Problem
Locate the word "Registry" in the entries below, then gather every line that holds it.

━━━━━━━━━━

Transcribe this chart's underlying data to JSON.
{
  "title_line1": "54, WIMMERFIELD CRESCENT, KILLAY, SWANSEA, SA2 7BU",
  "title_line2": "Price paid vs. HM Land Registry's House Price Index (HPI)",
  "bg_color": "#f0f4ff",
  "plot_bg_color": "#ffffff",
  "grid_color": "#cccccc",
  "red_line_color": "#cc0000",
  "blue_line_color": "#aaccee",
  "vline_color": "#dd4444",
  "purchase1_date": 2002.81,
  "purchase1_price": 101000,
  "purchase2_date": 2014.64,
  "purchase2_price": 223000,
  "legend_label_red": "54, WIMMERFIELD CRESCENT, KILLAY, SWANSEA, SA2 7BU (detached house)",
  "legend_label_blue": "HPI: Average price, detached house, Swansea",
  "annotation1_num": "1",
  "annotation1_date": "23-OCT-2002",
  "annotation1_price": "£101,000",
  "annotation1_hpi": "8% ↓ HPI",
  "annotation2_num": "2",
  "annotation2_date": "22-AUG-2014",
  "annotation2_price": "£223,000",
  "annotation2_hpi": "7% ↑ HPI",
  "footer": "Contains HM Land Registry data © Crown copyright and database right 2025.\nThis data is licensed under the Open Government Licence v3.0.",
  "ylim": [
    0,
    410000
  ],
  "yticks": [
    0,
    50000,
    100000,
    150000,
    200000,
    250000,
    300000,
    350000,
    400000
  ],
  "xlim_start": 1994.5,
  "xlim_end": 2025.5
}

━━━━━━━━━━

Finished answer
  "title_line2": "Price paid vs. HM Land Registry's House Price Index (HPI)",
  "footer": "Contains HM Land Registry data © Crown copyright and database right 2025.\nThis data is licensed under the Open Government Licence v3.0.",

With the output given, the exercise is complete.